REQUIREMENTS -
Rewrite the records, from the first line through the line containing "fillet-tool-icon[interactable]: [19, 318, 30, 329]", as a JSON list of strings with one string per line and blank lines omitted.

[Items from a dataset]
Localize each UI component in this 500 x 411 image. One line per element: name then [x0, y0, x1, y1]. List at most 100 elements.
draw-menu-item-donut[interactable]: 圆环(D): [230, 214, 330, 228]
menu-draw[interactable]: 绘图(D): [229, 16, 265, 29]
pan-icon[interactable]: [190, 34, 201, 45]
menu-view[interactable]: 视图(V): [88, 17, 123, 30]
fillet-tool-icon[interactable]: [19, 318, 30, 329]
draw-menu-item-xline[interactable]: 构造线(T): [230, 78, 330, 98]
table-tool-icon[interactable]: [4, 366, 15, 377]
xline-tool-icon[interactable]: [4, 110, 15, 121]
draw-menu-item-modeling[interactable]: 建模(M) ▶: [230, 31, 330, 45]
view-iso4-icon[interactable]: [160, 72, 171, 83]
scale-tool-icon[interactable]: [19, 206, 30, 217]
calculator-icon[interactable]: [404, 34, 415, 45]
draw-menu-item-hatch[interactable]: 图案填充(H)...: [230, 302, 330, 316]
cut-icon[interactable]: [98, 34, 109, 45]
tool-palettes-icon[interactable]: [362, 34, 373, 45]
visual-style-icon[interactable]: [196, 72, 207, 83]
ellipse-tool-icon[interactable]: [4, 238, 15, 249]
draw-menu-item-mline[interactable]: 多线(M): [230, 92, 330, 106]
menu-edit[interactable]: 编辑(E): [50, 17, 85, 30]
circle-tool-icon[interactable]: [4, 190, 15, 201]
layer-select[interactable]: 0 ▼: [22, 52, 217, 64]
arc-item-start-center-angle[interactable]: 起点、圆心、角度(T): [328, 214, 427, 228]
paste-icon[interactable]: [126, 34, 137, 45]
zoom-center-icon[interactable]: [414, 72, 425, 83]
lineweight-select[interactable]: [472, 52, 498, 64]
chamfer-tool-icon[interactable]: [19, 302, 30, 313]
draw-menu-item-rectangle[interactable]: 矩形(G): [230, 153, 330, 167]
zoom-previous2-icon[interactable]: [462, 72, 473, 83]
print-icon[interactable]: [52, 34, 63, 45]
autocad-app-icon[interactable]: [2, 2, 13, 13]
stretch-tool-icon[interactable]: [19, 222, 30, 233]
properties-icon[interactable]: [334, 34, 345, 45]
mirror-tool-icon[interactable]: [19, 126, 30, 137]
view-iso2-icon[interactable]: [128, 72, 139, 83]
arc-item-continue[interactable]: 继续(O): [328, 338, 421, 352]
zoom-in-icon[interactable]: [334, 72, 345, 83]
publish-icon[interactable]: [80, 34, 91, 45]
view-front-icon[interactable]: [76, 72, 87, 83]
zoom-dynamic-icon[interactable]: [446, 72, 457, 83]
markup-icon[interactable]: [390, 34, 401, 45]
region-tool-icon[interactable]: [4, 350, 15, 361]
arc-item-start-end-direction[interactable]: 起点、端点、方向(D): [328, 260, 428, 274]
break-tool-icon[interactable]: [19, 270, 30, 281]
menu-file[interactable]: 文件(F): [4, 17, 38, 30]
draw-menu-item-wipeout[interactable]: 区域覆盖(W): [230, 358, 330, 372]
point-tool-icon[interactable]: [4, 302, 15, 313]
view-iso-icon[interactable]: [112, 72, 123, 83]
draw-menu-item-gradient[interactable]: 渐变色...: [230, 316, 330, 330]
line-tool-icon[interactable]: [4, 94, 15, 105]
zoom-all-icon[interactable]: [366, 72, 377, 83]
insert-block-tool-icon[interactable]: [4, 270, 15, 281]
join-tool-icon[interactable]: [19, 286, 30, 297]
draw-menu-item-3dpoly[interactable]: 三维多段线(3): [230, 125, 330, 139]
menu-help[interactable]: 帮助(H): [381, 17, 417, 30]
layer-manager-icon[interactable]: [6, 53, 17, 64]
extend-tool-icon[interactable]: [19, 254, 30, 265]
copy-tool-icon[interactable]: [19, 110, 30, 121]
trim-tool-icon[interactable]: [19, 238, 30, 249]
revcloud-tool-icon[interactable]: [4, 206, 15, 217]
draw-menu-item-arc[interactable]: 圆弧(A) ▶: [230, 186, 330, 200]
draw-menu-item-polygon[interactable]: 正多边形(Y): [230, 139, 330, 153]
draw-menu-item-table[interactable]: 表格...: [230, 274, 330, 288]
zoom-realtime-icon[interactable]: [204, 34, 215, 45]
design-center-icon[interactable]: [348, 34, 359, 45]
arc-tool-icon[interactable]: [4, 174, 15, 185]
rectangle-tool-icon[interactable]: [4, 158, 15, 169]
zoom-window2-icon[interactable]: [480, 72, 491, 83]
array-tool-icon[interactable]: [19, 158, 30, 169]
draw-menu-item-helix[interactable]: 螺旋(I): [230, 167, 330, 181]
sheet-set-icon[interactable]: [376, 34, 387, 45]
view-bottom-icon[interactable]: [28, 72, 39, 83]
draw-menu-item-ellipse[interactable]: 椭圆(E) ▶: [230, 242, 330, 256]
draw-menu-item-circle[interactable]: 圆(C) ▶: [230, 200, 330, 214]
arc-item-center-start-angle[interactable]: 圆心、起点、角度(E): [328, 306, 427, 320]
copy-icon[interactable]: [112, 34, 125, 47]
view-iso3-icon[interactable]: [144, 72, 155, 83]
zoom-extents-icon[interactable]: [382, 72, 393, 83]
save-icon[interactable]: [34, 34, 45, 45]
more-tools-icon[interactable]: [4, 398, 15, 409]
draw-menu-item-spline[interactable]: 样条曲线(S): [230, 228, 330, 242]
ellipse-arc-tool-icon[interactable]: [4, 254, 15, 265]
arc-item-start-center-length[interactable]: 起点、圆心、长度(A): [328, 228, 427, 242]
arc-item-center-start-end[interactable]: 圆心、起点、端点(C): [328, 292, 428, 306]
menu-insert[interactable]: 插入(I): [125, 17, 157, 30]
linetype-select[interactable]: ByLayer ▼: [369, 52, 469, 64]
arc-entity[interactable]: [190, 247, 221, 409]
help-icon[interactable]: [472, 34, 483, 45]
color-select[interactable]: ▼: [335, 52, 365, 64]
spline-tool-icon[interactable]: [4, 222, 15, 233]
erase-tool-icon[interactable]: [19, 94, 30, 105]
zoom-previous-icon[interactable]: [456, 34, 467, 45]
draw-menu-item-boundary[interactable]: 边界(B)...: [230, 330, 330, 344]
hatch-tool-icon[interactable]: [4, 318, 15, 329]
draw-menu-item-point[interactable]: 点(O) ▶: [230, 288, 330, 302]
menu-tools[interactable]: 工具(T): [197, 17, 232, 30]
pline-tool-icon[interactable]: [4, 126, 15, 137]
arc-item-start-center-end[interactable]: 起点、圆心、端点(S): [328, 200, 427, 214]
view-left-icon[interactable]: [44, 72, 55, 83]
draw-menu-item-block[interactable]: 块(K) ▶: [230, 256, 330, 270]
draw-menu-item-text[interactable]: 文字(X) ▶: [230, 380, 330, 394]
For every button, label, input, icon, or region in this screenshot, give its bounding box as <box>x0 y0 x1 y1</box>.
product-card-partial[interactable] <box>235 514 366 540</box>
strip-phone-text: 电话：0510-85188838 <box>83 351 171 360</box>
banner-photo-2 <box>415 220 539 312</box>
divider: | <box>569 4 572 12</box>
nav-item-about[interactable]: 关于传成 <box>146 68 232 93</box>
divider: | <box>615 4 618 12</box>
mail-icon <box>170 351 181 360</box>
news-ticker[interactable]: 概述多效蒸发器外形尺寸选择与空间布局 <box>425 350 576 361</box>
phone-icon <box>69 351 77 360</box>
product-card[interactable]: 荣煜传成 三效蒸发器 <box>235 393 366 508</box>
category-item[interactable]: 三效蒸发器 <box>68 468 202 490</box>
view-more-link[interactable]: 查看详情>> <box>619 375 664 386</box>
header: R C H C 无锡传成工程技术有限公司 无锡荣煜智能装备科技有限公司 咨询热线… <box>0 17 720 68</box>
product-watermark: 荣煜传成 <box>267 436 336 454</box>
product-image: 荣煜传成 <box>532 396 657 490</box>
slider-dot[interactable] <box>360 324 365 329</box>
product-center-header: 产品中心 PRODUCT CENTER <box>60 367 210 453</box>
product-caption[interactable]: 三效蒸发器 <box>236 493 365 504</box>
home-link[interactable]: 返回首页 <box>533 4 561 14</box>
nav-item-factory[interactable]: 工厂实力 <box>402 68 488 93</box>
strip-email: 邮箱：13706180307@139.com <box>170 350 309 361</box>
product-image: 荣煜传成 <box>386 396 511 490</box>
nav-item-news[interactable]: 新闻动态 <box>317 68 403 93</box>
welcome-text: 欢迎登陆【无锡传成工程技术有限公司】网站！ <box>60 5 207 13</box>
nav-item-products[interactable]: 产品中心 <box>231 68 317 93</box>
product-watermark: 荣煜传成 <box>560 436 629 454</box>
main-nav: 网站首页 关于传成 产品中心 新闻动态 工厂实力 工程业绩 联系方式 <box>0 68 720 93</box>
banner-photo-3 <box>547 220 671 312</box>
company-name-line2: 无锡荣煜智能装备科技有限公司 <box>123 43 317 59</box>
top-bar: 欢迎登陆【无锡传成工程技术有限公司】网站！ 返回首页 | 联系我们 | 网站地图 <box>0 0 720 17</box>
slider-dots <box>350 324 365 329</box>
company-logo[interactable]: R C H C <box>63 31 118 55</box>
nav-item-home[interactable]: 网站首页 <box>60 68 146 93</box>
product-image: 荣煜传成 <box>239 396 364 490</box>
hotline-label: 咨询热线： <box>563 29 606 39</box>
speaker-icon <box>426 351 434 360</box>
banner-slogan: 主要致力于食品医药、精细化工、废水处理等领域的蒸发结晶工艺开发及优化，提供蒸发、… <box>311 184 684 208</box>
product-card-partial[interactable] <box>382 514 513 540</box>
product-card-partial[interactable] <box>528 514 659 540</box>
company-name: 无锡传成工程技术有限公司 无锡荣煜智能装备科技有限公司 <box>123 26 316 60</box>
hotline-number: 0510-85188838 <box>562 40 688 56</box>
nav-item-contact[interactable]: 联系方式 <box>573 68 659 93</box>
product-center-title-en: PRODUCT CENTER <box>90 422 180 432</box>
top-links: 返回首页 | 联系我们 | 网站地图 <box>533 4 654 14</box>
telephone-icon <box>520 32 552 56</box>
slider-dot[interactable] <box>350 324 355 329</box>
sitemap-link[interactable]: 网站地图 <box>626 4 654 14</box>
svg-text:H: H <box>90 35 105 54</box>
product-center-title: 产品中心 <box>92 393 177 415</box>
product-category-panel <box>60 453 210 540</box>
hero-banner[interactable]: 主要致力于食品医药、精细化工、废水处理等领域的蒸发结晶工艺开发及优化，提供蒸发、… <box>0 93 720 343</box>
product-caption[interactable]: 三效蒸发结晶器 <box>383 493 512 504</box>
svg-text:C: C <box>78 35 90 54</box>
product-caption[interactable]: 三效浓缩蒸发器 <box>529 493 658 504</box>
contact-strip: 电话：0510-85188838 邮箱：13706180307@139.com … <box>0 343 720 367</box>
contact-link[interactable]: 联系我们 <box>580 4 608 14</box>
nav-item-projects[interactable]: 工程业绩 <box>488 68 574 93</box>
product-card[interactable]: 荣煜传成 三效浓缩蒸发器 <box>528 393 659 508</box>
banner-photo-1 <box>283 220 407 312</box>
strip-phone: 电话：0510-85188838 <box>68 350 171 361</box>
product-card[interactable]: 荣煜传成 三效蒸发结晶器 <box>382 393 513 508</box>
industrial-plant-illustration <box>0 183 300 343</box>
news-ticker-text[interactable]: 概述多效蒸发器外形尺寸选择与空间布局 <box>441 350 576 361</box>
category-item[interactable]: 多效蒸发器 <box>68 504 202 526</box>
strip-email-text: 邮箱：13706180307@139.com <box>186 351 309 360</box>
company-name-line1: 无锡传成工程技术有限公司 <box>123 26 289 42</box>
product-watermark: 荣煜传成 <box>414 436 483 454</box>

TASK OUTPUT -
[
  "Localize each UI component in this 500 x 411 image. One line per element: name then [x0, y0, x1, y1]. List at most 100 elements.",
  "draw-menu-item-donut[interactable]: 圆环(D): [230, 214, 330, 228]",
  "menu-draw[interactable]: 绘图(D): [229, 16, 265, 29]",
  "pan-icon[interactable]: [190, 34, 201, 45]",
  "menu-view[interactable]: 视图(V): [88, 17, 123, 30]",
  "fillet-tool-icon[interactable]: [19, 318, 30, 329]"
]